▸ About this task
Set down every record below exactly as it stands, with the pictures omitted.

[Image records of document pages]
= Beginning of Section =
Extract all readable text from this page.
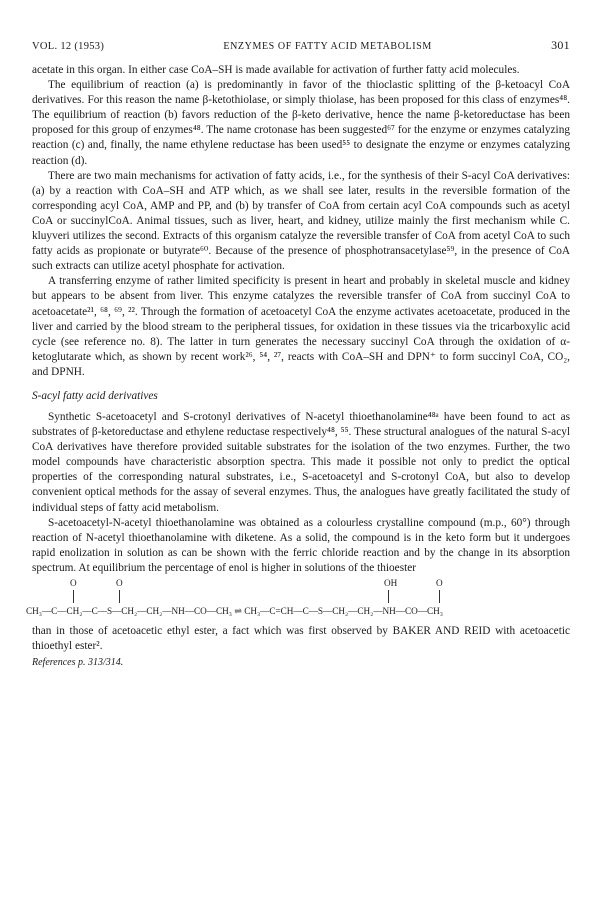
VOL. 12 (1953)	ENZYMES OF FATTY ACID METABOLISM	301

acetate in this organ. In either case CoA–SH is made available for activation of further fatty acid molecules.

The equilibrium of reaction (a) is predominantly in favor of the thioclastic splitting of the β-ketoacyl CoA derivatives. For this reason the name β-ketothiolase, or simply thiolase, has been proposed for this class of enzymes⁴⁸. The equilibrium of reaction (b) favors reduction of the β-keto derivative, hence the name β-ketoreductase has been proposed for this group of enzymes⁴⁸. The name crotonase has been suggested⁶⁷ for the enzyme or enzymes catalyzing reaction (c) and, finally, the name ethylene reductase has been used⁵⁵ to designate the enzyme or enzymes catalyzing reaction (d).

There are two main mechanisms for activation of fatty acids, i.e., for the synthesis of their S-acyl CoA derivatives: (a) by a reaction with CoA–SH and ATP which, as we shall see later, results in the reversible formation of the corresponding acyl CoA, AMP and PP, and (b) by transfer of CoA from certain acyl CoA compounds such as acetyl CoA or succinylCoA. Animal tissues, such as liver, heart, and kidney, utilize mainly the first mechanism while C. kluyveri utilizes the second. Extracts of this organism catalyze the reversible transfer of CoA from acetyl CoA to such fatty acids as propionate or butyrate⁶⁰. Because of the presence of phosphotransacetylase⁵⁹, in the presence of CoA such extracts can utilize acetyl phosphate for activation.

A transferring enzyme of rather limited specificity is present in heart and probably in skeletal muscle and kidney but appears to be absent from liver. This enzyme catalyzes the reversible transfer of CoA from succinyl CoA to acetoacetate²¹, ⁶⁸, ⁶⁹, ²². Through the formation of acetoacetyl CoA the enzyme activates acetoacetate, produced in the liver and carried by the blood stream to the peripheral tissues, for oxidation in these tissues via the tricarboxylic acid cycle (see reference no. 8). The latter in turn generates the necessary succinyl CoA through the oxidation of α-ketoglutarate which, as shown by recent work²⁶, ⁵⁴, ²⁷, reacts with CoA–SH and DPN⁺ to form succinyl CoA, CO₂, and DPNH.

S-acyl fatty acid derivatives

Synthetic S-acetoacetyl and S-crotonyl derivatives of N-acetyl thioethanolamine⁴⁸ᵃ have been found to act as substrates of β-ketoreductase and ethylene reductase respectively⁴⁸, ⁵⁵. These structural analogues of the natural S-acyl CoA derivatives have therefore provided suitable substrates for the isolation of the two enzymes. Further, the two model compounds have characteristic absorption spectra. This made it possible not only to predict the optical properties of the corresponding natural substrates, i.e., S-acetoacetyl and S-crotonyl CoA, but also to develop convenient optical methods for the assay of several enzymes. Thus, the analogues have greatly facilitated the study of individual steps of fatty acid metabolism.

S-acetoacetyl-N-acetyl thioethanolamine was obtained as a colourless crystalline compound (m.p., 60°) through reaction of N-acetyl thioethanolamine with diketene. As a solid, the compound is in the keto form but it undergoes rapid enolization in solution as can be shown with the ferric chloride reaction and by the change in its absorption spectrum. At equilibrium the percentage of enol is higher in solutions of the thioester

O	O	OH	O
CH₃—C—CH₂—C—S—CH₂—CH₂—NH—CO—CH₃ ⇌ CH₃—C=CH—C—S—CH₂—CH₂—NH—CO—CH₃

than in those of acetoacetic ethyl ester, a fact which was first observed by BAKER AND REID with acetoacetic thioethyl ester².

References p. 313/314.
= End of Section =
▸ Task result
Extract all readable text from this page.
VOL. 12 (1953)	ENZYMES OF FATTY ACID METABOLISM	301

acetate in this organ. In either case CoA–SH is made available for activation of further fatty acid molecules.

The equilibrium of reaction (a) is predominantly in favor of the thioclastic splitting of the β-ketoacyl CoA derivatives. For this reason the name β-ketothiolase, or simply thiolase, has been proposed for this class of enzymes⁴⁸. The equilibrium of reaction (b) favors reduction of the β-keto derivative, hence the name β-ketoreductase has been proposed for this group of enzymes⁴⁸. The name crotonase has been suggested⁶⁷ for the enzyme or enzymes catalyzing reaction (c) and, finally, the name ethylene reductase has been used⁵⁵ to designate the enzyme or enzymes catalyzing reaction (d).

There are two main mechanisms for activation of fatty acids, i.e., for the synthesis of their S-acyl CoA derivatives: (a) by a reaction with CoA–SH and ATP which, as we shall see later, results in the reversible formation of the corresponding acyl CoA, AMP and PP, and (b) by transfer of CoA from certain acyl CoA compounds such as acetyl CoA or succinylCoA. Animal tissues, such as liver, heart, and kidney, utilize mainly the first mechanism while C. kluyveri utilizes the second. Extracts of this organism catalyze the reversible transfer of CoA from acetyl CoA to such fatty acids as propionate or butyrate⁶⁰. Because of the presence of phosphotransacetylase⁵⁹, in the presence of CoA such extracts can utilize acetyl phosphate for activation.

A transferring enzyme of rather limited specificity is present in heart and probably in skeletal muscle and kidney but appears to be absent from liver. This enzyme catalyzes the reversible transfer of CoA from succinyl CoA to acetoacetate²¹, ⁶⁸, ⁶⁹, ²². Through the formation of acetoacetyl CoA the enzyme activates acetoacetate, produced in the liver and carried by the blood stream to the peripheral tissues, for oxidation in these tissues via the tricarboxylic acid cycle (see reference no. 8). The latter in turn generates the necessary succinyl CoA through the oxidation of α-ketoglutarate which, as shown by recent work²⁶, ⁵⁴, ²⁷, reacts with CoA–SH and DPN⁺ to form succinyl CoA, CO₂, and DPNH.

S-acyl fatty acid derivatives

Synthetic S-acetoacetyl and S-crotonyl derivatives of N-acetyl thioethanolamine⁴⁸ᵃ have been found to act as substrates of β-ketoreductase and ethylene reductase respectively⁴⁸, ⁵⁵. These structural analogues of the natural S-acyl CoA derivatives have therefore provided suitable substrates for the isolation of the two enzymes. Further, the two model compounds have characteristic absorption spectra. This made it possible not only to predict the optical properties of the corresponding natural substrates, i.e., S-acetoacetyl and S-crotonyl CoA, but also to develop convenient optical methods for the assay of several enzymes. Thus, the analogues have greatly facilitated the study of individual steps of fatty acid metabolism.

S-acetoacetyl-N-acetyl thioethanolamine was obtained as a colourless crystalline compound (m.p., 60°) through reaction of N-acetyl thioethanolamine with diketene. As a solid, the compound is in the keto form but it undergoes rapid enolization in solution as can be shown with the ferric chloride reaction and by the change in its absorption spectrum. At equilibrium the percentage of enol is higher in solutions of the thioester

O	O	OH	O
CH₃—C—CH₂—C—S—CH₂—CH₂—NH—CO—CH₃ ⇌ CH₃—C=CH—C—S—CH₂—CH₂—NH—CO—CH₃

than in those of acetoacetic ethyl ester, a fact which was first observed by BAKER AND REID with acetoacetic thioethyl ester².

References p. 313/314.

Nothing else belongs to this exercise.